EXERCISE REQUIREMENTS:
Repeat word for word the portion of the noodle vendor article starting with "Lam, who described" and going on through "a one-day trial.".

PAGE TEXT:
━━━━

Vietnam jails noodle vendor who mocked ministers lavish dining

Vietnam jails noodle vendor who mocked ministers lavish dining

Bui Tuan Lam cooks in Da Nang, Vietnam on November 11, 2021. The noodle vendor and "Salt Bae" impersonator was sentenced to prison on Thursday after being convicted of anti-state propaganda.

A noodle vendor in Vietnam famous for imitating celebrity chef “Salt Bae” to allegedly mock a top government official was sentenced to five and a half years in prison on Thursday, police said, after a court found him guilty of anti-state propaganda.

The conviction is the latest in what rights groups say is the government’s wide-ranging attempt to silence voices critical of the ruling Vietnamese Communist Party.

A video of Bui Tuan Lam, 39, went viral in November 2021 when it was posted days after a top Vietnamese official was caught on camera eating gold-encrusted steak at the London restaurant of the Turkish chef whose real name is Nusret Gökçe.

Lam, who described himself in a Facebook post uploaded alongside the video as “Green Onion Bae,” was arrested late last year.

On Thursday he was convicted of “making, storing, distributing, or disseminating information, documents, and items against the state,” the Danang police department said after a one-day trial.

Alongside running a beef noodle stall in the city, Lam had publicly advocated for democracy in Vietnam and participated in many anti-China and pro-environment protests.

━━━━

RECORDS SUPPLIED:
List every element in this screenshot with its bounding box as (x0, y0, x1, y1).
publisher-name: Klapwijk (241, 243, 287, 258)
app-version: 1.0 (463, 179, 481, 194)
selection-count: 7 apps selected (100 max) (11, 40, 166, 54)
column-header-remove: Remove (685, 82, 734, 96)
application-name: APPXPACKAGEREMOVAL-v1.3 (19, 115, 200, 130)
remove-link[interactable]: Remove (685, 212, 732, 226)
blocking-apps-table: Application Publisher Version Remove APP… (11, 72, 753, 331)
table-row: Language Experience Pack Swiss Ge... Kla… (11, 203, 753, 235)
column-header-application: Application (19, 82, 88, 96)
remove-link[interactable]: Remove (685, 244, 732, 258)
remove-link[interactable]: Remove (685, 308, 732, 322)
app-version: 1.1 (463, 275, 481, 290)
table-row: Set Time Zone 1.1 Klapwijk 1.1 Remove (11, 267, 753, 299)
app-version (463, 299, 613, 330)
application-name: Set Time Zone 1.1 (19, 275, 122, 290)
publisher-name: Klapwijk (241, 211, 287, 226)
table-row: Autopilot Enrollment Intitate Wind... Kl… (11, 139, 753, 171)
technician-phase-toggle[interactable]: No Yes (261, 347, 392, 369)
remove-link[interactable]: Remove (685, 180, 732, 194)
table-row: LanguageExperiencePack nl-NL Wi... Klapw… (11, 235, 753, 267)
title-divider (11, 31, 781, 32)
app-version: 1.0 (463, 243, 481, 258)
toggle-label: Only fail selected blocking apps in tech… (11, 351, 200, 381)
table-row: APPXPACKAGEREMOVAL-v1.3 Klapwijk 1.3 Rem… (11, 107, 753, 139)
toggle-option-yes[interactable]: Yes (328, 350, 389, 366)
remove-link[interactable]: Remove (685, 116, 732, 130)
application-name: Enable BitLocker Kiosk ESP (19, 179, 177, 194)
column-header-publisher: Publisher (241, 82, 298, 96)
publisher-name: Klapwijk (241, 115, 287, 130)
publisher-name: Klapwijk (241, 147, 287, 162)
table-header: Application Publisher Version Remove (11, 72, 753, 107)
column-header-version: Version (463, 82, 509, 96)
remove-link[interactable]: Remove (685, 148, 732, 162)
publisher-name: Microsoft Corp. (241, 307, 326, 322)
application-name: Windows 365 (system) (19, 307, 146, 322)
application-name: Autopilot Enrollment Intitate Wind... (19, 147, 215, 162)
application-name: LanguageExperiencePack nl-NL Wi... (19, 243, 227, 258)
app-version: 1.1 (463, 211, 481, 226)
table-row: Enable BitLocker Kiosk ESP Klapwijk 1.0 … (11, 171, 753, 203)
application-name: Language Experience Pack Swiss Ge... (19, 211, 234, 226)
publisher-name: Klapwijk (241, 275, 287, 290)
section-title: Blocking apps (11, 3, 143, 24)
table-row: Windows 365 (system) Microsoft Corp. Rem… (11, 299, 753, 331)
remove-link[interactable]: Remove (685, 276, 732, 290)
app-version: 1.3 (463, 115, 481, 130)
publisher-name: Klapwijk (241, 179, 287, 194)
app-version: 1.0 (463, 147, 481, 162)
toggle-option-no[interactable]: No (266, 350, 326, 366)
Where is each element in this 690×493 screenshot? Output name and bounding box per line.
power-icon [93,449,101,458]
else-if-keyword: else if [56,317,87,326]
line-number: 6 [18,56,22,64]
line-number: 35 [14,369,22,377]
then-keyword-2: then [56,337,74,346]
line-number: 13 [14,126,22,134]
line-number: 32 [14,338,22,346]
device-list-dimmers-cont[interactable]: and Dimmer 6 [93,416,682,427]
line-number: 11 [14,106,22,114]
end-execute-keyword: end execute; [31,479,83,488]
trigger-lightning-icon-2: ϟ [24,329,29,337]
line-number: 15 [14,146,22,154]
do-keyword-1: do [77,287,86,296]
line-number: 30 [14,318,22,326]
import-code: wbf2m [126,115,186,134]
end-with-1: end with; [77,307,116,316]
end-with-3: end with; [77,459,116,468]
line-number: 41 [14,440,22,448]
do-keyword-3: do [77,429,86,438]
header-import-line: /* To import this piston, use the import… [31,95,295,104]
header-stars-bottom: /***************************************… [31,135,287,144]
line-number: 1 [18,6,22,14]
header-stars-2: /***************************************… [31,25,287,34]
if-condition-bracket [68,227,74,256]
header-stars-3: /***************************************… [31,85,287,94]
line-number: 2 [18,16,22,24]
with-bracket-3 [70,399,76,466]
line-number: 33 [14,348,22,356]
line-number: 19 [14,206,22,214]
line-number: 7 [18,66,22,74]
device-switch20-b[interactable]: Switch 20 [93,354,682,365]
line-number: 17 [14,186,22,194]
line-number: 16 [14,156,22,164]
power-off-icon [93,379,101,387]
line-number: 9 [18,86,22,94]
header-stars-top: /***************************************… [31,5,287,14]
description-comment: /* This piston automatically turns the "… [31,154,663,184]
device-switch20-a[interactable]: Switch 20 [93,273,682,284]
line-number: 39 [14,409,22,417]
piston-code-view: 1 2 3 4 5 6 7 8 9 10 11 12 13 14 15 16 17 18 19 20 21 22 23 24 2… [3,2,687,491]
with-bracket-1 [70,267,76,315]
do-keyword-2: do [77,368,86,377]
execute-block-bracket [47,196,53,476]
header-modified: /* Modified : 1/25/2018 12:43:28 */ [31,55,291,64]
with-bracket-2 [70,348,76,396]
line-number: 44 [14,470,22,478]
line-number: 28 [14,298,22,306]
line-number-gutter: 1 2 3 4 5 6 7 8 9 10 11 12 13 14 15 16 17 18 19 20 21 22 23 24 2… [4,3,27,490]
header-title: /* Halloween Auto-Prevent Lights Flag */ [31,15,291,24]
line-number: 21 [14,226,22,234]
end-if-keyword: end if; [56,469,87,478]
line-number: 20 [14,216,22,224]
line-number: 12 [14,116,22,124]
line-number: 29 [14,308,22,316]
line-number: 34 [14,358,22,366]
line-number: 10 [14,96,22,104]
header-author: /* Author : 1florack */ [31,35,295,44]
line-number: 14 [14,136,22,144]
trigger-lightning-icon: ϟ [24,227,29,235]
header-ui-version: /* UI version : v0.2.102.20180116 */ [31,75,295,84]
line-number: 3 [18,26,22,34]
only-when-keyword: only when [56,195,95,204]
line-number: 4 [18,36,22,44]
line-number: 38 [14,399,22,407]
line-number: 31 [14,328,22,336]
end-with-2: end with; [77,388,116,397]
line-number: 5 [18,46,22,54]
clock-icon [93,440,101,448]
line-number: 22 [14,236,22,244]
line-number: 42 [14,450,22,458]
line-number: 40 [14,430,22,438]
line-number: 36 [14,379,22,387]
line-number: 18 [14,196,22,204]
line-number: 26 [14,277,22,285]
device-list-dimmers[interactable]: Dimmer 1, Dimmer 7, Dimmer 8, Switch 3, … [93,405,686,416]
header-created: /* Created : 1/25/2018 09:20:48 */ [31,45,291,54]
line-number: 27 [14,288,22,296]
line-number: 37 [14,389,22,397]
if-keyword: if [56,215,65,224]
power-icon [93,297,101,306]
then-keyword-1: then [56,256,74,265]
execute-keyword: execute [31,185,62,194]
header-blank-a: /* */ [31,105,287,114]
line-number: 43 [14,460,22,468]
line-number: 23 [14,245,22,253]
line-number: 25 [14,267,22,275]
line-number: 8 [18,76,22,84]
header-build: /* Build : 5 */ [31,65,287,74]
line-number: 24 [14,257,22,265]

━━━━

ANSWER TO THE EXERCISE:
Lam, who described himself in a Facebook post uploaded alongside the video as “Green Onion Bae,” was arrested late last year.

On Thursday he was convicted of “making, storing, distributing, or disseminating information, documents, and items against the state,” the Danang police department said after a one-day trial.